**Set exercise**
Copy out all the records exactly.

######

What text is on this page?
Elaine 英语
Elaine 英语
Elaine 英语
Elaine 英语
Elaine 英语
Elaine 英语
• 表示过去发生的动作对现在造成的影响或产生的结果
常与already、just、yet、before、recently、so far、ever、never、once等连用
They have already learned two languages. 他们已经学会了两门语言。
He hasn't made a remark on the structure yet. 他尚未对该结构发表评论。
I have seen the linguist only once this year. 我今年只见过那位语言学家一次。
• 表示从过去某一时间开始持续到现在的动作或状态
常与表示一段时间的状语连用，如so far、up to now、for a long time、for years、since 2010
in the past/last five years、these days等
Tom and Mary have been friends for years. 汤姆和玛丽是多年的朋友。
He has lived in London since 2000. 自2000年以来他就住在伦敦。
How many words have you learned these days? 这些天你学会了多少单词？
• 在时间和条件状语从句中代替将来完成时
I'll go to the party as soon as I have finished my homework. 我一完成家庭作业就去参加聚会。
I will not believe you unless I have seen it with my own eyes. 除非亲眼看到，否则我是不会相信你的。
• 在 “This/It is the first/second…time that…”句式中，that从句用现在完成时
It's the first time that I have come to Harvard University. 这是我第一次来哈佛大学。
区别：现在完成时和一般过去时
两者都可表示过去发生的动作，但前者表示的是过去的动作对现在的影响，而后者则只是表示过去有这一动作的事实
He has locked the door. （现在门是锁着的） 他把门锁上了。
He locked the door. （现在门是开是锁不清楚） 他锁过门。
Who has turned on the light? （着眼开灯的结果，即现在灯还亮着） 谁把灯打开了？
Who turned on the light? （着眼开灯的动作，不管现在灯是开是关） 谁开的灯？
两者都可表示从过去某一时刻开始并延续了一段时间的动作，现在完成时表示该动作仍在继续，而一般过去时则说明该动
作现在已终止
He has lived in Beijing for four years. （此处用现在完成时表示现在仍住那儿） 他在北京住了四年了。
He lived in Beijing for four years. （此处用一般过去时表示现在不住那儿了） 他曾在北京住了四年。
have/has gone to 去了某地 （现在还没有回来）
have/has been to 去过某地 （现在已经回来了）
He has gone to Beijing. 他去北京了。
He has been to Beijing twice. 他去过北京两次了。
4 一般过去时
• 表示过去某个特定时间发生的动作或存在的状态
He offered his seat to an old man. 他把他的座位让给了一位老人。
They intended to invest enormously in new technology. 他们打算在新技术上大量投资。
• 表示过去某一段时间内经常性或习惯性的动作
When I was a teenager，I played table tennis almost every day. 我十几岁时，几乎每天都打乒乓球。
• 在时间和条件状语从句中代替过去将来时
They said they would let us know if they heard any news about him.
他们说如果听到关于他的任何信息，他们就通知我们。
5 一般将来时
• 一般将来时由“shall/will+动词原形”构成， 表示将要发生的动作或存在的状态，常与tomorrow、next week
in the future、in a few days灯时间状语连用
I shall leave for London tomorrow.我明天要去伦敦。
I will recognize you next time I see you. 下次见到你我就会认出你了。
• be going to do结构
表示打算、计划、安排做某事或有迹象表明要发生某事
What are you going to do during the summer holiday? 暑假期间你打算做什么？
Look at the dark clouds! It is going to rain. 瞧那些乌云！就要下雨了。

######

**Correct response**
What text is on this page?
Elaine 英语
Elaine 英语
Elaine 英语
Elaine 英语
Elaine 英语
Elaine 英语
• 表示过去发生的动作对现在造成的影响或产生的结果
常与already、just、yet、before、recently、so far、ever、never、once等连用
They have already learned two languages. 他们已经学会了两门语言。
He hasn't made a remark on the structure yet. 他尚未对该结构发表评论。
I have seen the linguist only once this year. 我今年只见过那位语言学家一次。
• 表示从过去某一时间开始持续到现在的动作或状态
常与表示一段时间的状语连用，如so far、up to now、for a long time、for years、since 2010
in the past/last five years、these days等
Tom and Mary have been friends for years. 汤姆和玛丽是多年的朋友。
He has lived in London since 2000. 自2000年以来他就住在伦敦。
How many words have you learned these days? 这些天你学会了多少单词？
• 在时间和条件状语从句中代替将来完成时
I'll go to the party as soon as I have finished my homework. 我一完成家庭作业就去参加聚会。
I will not believe you unless I have seen it with my own eyes. 除非亲眼看到，否则我是不会相信你的。
• 在 “This/It is the first/second…time that…”句式中，that从句用现在完成时
It's the first time that I have come to Harvard University. 这是我第一次来哈佛大学。
区别：现在完成时和一般过去时
两者都可表示过去发生的动作，但前者表示的是过去的动作对现在的影响，而后者则只是表示过去有这一动作的事实
He has locked the door. （现在门是锁着的） 他把门锁上了。
He locked the door. （现在门是开是锁不清楚） 他锁过门。
Who has turned on the light? （着眼开灯的结果，即现在灯还亮着） 谁把灯打开了？
Who turned on the light? （着眼开灯的动作，不管现在灯是开是关） 谁开的灯？
两者都可表示从过去某一时刻开始并延续了一段时间的动作，现在完成时表示该动作仍在继续，而一般过去时则说明该动
作现在已终止
He has lived in Beijing for four years. （此处用现在完成时表示现在仍住那儿） 他在北京住了四年了。
He lived in Beijing for four years. （此处用一般过去时表示现在不住那儿了） 他曾在北京住了四年。
have/has gone to 去了某地 （现在还没有回来）
have/has been to 去过某地 （现在已经回来了）
He has gone to Beijing. 他去北京了。
He has been to Beijing twice. 他去过北京两次了。
4 一般过去时
• 表示过去某个特定时间发生的动作或存在的状态
He offered his seat to an old man. 他把他的座位让给了一位老人。
They intended to invest enormously in new technology. 他们打算在新技术上大量投资。
• 表示过去某一段时间内经常性或习惯性的动作
When I was a teenager，I played table tennis almost every day. 我十几岁时，几乎每天都打乒乓球。
• 在时间和条件状语从句中代替过去将来时
They said they would let us know if they heard any news about him.
他们说如果听到关于他的任何信息，他们就通知我们。
5 一般将来时
• 一般将来时由“shall/will+动词原形”构成， 表示将要发生的动作或存在的状态，常与tomorrow、next week
in the future、in a few days灯时间状语连用
I shall leave for London tomorrow.我明天要去伦敦。
I will recognize you next time I see you. 下次见到你我就会认出你了。
• be going to do结构
表示打算、计划、安排做某事或有迹象表明要发生某事
What are you going to do during the summer holiday? 暑假期间你打算做什么？
Look at the dark clouds! It is going to rain. 瞧那些乌云！就要下雨了。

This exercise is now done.